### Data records
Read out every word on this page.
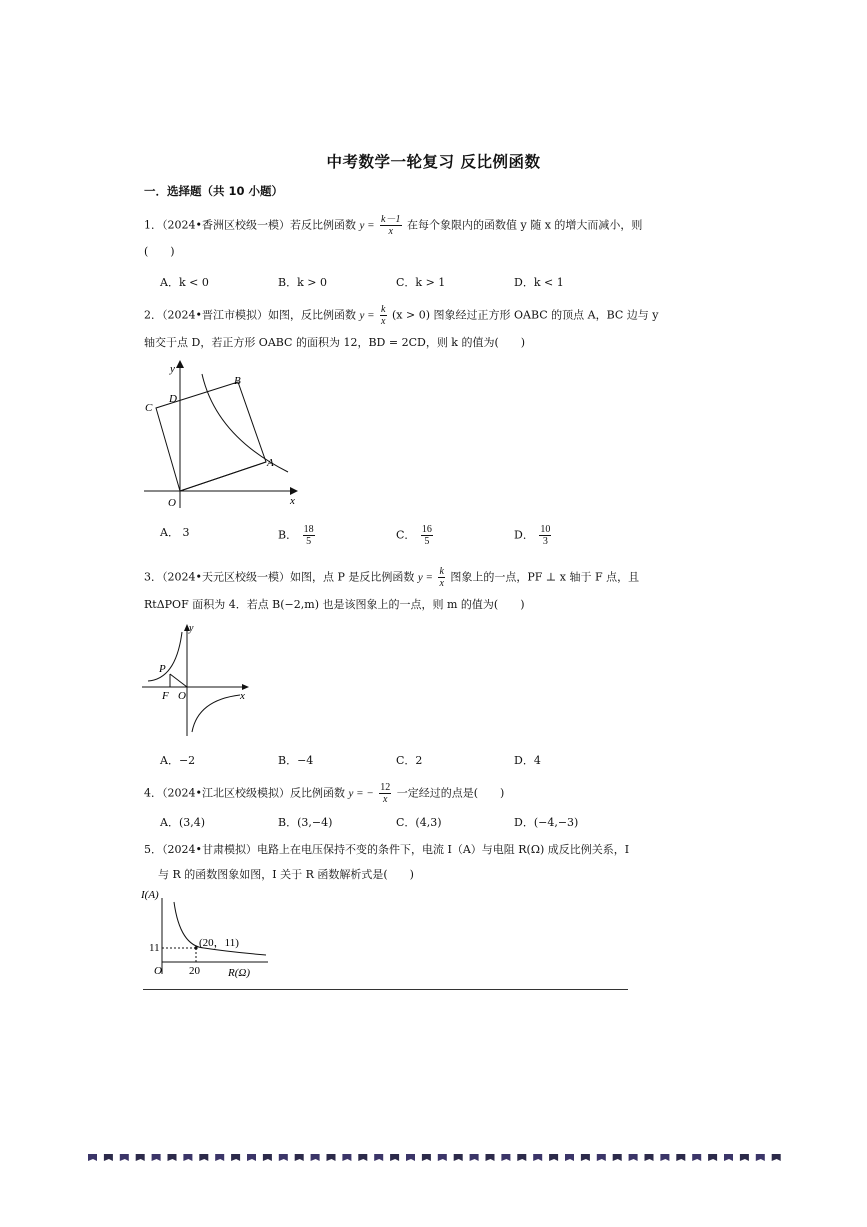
中考数学一轮复习 反比例函数
一．选择题（共 10 小题）
1．（2024•香洲区校级一模）若反比例函数 $y = \frac{k-1}{x}$ 在每个象限内的函数值 y 随 x 的增大而减小，则
(　　)
A．k < 0	B．k > 0	C．k > 1	D．k < 1
2．（2024•晋江市模拟）如图，反比例函数 $y = \frac{k}{x} (x > 0)$ 图象经过正方形 OABC 的顶点 A，BC 边与 y
轴交于点 D，若正方形 OABC 的面积为 12，BD = 2CD，则 k 的值为(　　)
y
x
O
A
B
C
D
A． 3	B． $\frac{18}{5}$	C． $\frac{16}{5}$	D． $\frac{10}{3}$
3．（2024•天元区校级一模）如图，点 P 是反比例函数 $y = \frac{k}{x}$ 图象上的一点，PF ⊥ x 轴于 F 点，且
RtΔPOF 面积为 4．若点 B(−2,m) 也是该图象上的一点，则 m 的值为(　　)
y
x
O
P
F
A．−2	B．−4	C．2	D．4
4．（2024•江北区校级模拟）反比例函数 y = − $\frac{12}{x}$ 一定经过的点是(　　)
A．(3,4)	B．(3,−4)	C．(4,3)	D．(−4,−3)
5．（2024•甘肃模拟）电路上在电压保持不变的条件下，电流 I（A）与电阻 R(Ω) 成反比例关系，I
与 R 的函数图象如图，I 关于 R 函数解析式是(　　)
I(A)
R(Ω)
O
11
20
(20，11)
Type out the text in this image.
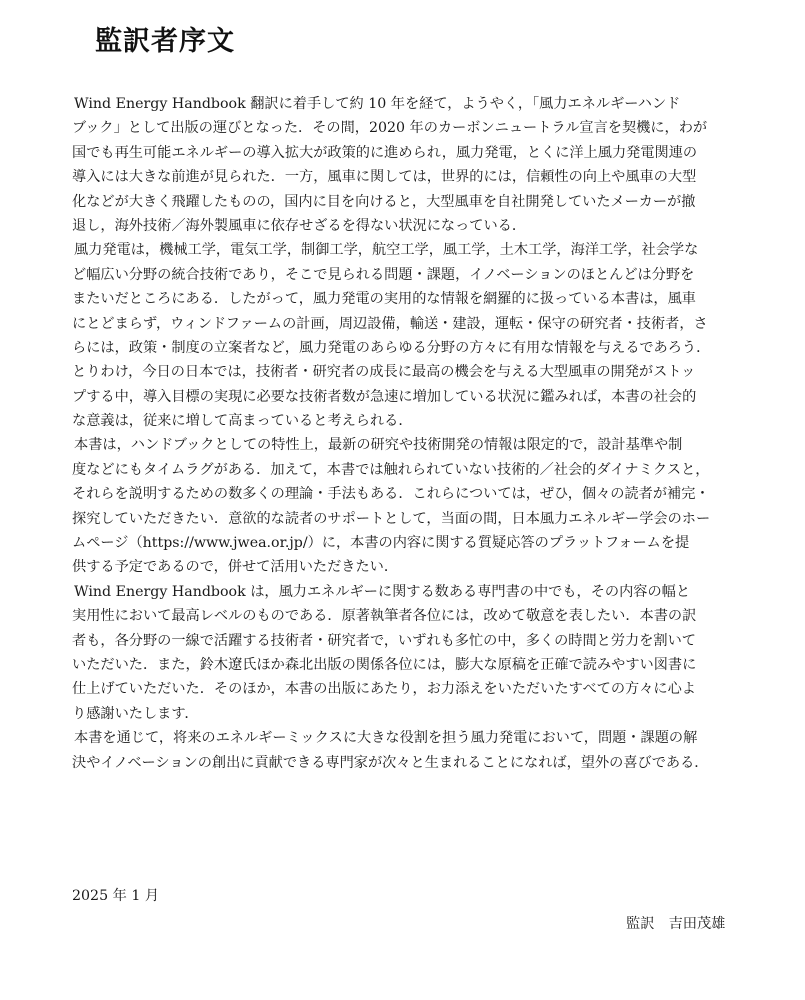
監訳者序文

Wind Energy Handbook 翻訳に着手して約 10 年を経て，ようやく，「風力エネルギーハンド
ブック」として出版の運びとなった．その間，2020 年のカーボンニュートラル宣言を契機に，わが
国でも再生可能エネルギーの導入拡大が政策的に進められ，風力発電，とくに洋上風力発電関連の
導入には大きな前進が見られた．一方，風車に関しては，世界的には，信頼性の向上や風車の大型
化などが大きく飛躍したものの，国内に目を向けると，大型風車を自社開発していたメーカーが撤
退し，海外技術／海外製風車に依存せざるを得ない状況になっている．

風力発電は，機械工学，電気工学，制御工学，航空工学，風工学，土木工学，海洋工学，社会学な
ど幅広い分野の統合技術であり，そこで見られる問題・課題，イノベーションのほとんどは分野を
またいだところにある．したがって，風力発電の実用的な情報を網羅的に扱っている本書は，風車
にとどまらず，ウィンドファームの計画，周辺設備，輸送・建設，運転・保守の研究者・技術者，さ
らには，政策・制度の立案者など，風力発電のあらゆる分野の方々に有用な情報を与えるであろう．
とりわけ，今日の日本では，技術者・研究者の成長に最高の機会を与える大型風車の開発がストッ
プする中，導入目標の実現に必要な技術者数が急速に増加している状況に鑑みれば，本書の社会的
な意義は，従来に増して高まっていると考えられる．

本書は，ハンドブックとしての特性上，最新の研究や技術開発の情報は限定的で，設計基準や制
度などにもタイムラグがある．加えて，本書では触れられていない技術的／社会的ダイナミクスと，
それらを説明するための数多くの理論・手法もある．これらについては，ぜひ，個々の読者が補完・
探究していただきたい．意欲的な読者のサポートとして，当面の間，日本風力エネルギー学会のホー
ムページ（https://www.jwea.or.jp/）に，本書の内容に関する質疑応答のプラットフォームを提
供する予定であるので，併せて活用いただきたい．

Wind Energy Handbook は，風力エネルギーに関する数ある専門書の中でも，その内容の幅と
実用性において最高レベルのものである．原著執筆者各位には，改めて敬意を表したい．本書の訳
者も，各分野の一線で活躍する技術者・研究者で，いずれも多忙の中，多くの時間と労力を割いて
いただいた．また，鈴木遼氏ほか森北出版の関係各位には，膨大な原稿を正確で読みやすい図書に
仕上げていただいた．そのほか，本書の出版にあたり，お力添えをいただいたすべての方々に心よ
り感謝いたします．

本書を通じて，将来のエネルギーミックスに大きな役割を担う風力発電において，問題・課題の解
決やイノベーションの創出に貢献できる専門家が次々と生まれることになれば，望外の喜びである．

2025 年 1 月
監訳　吉田茂雄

### Given task
Print out the lines exactly, skipping any picture.

### Result of this task
Read out every word on this page.
中考数学一轮复习 反比例函数
一．选择题（共 10 小题）
1．（2024•香洲区校级一模）若反比例函数 $y = \frac{k-1}{x}$ 在每个象限内的函数值 y 随 x 的增大而减小，则
(　　)
A．k < 0	B．k > 0	C．k > 1	D．k < 1
2．（2024•晋江市模拟）如图，反比例函数 $y = \frac{k}{x} (x > 0)$ 图象经过正方形 OABC 的顶点 A，BC 边与 y
轴交于点 D，若正方形 OABC 的面积为 12，BD = 2CD，则 k 的值为(　　)
y
x
O
A
B
C
D
A． 3	B． $\frac{18}{5}$	C． $\frac{16}{5}$	D． $\frac{10}{3}$
3．（2024•天元区校级一模）如图，点 P 是反比例函数 $y = \frac{k}{x}$ 图象上的一点，PF ⊥ x 轴于 F 点，且
RtΔPOF 面积为 4．若点 B(−2,m) 也是该图象上的一点，则 m 的值为(　　)
y
x
O
P
F
A．−2	B．−4	C．2	D．4
4．（2024•江北区校级模拟）反比例函数 y = − $\frac{12}{x}$ 一定经过的点是(　　)
A．(3,4)	B．(3,−4)	C．(4,3)	D．(−4,−3)
5．（2024•甘肃模拟）电路上在电压保持不变的条件下，电流 I（A）与电阻 R(Ω) 成反比例关系，I
与 R 的函数图象如图，I 关于 R 函数解析式是(　　)
I(A)
R(Ω)
O
11
20
(20，11)
Type out the text in this image.
監訳者序文

Wind Energy Handbook 翻訳に着手して約 10 年を経て，ようやく，「風力エネルギーハンド
ブック」として出版の運びとなった．その間，2020 年のカーボンニュートラル宣言を契機に，わが
国でも再生可能エネルギーの導入拡大が政策的に進められ，風力発電，とくに洋上風力発電関連の
導入には大きな前進が見られた．一方，風車に関しては，世界的には，信頼性の向上や風車の大型
化などが大きく飛躍したものの，国内に目を向けると，大型風車を自社開発していたメーカーが撤
退し，海外技術／海外製風車に依存せざるを得ない状況になっている．

風力発電は，機械工学，電気工学，制御工学，航空工学，風工学，土木工学，海洋工学，社会学な
ど幅広い分野の統合技術であり，そこで見られる問題・課題，イノベーションのほとんどは分野を
またいだところにある．したがって，風力発電の実用的な情報を網羅的に扱っている本書は，風車
にとどまらず，ウィンドファームの計画，周辺設備，輸送・建設，運転・保守の研究者・技術者，さ
らには，政策・制度の立案者など，風力発電のあらゆる分野の方々に有用な情報を与えるであろう．
とりわけ，今日の日本では，技術者・研究者の成長に最高の機会を与える大型風車の開発がストッ
プする中，導入目標の実現に必要な技術者数が急速に増加している状況に鑑みれば，本書の社会的
な意義は，従来に増して高まっていると考えられる．

本書は，ハンドブックとしての特性上，最新の研究や技術開発の情報は限定的で，設計基準や制
度などにもタイムラグがある．加えて，本書では触れられていない技術的／社会的ダイナミクスと，
それらを説明するための数多くの理論・手法もある．これらについては，ぜひ，個々の読者が補完・
探究していただきたい．意欲的な読者のサポートとして，当面の間，日本風力エネルギー学会のホー
ムページ（https://www.jwea.or.jp/）に，本書の内容に関する質疑応答のプラットフォームを提
供する予定であるので，併せて活用いただきたい．

Wind Energy Handbook は，風力エネルギーに関する数ある専門書の中でも，その内容の幅と
実用性において最高レベルのものである．原著執筆者各位には，改めて敬意を表したい．本書の訳
者も，各分野の一線で活躍する技術者・研究者で，いずれも多忙の中，多くの時間と労力を割いて
いただいた．また，鈴木遼氏ほか森北出版の関係各位には，膨大な原稿を正確で読みやすい図書に
仕上げていただいた．そのほか，本書の出版にあたり，お力添えをいただいたすべての方々に心よ
り感謝いたします．

本書を通じて，将来のエネルギーミックスに大きな役割を担う風力発電において，問題・課題の解
決やイノベーションの創出に貢献できる専門家が次々と生まれることになれば，望外の喜びである．

2025 年 1 月
監訳　吉田茂雄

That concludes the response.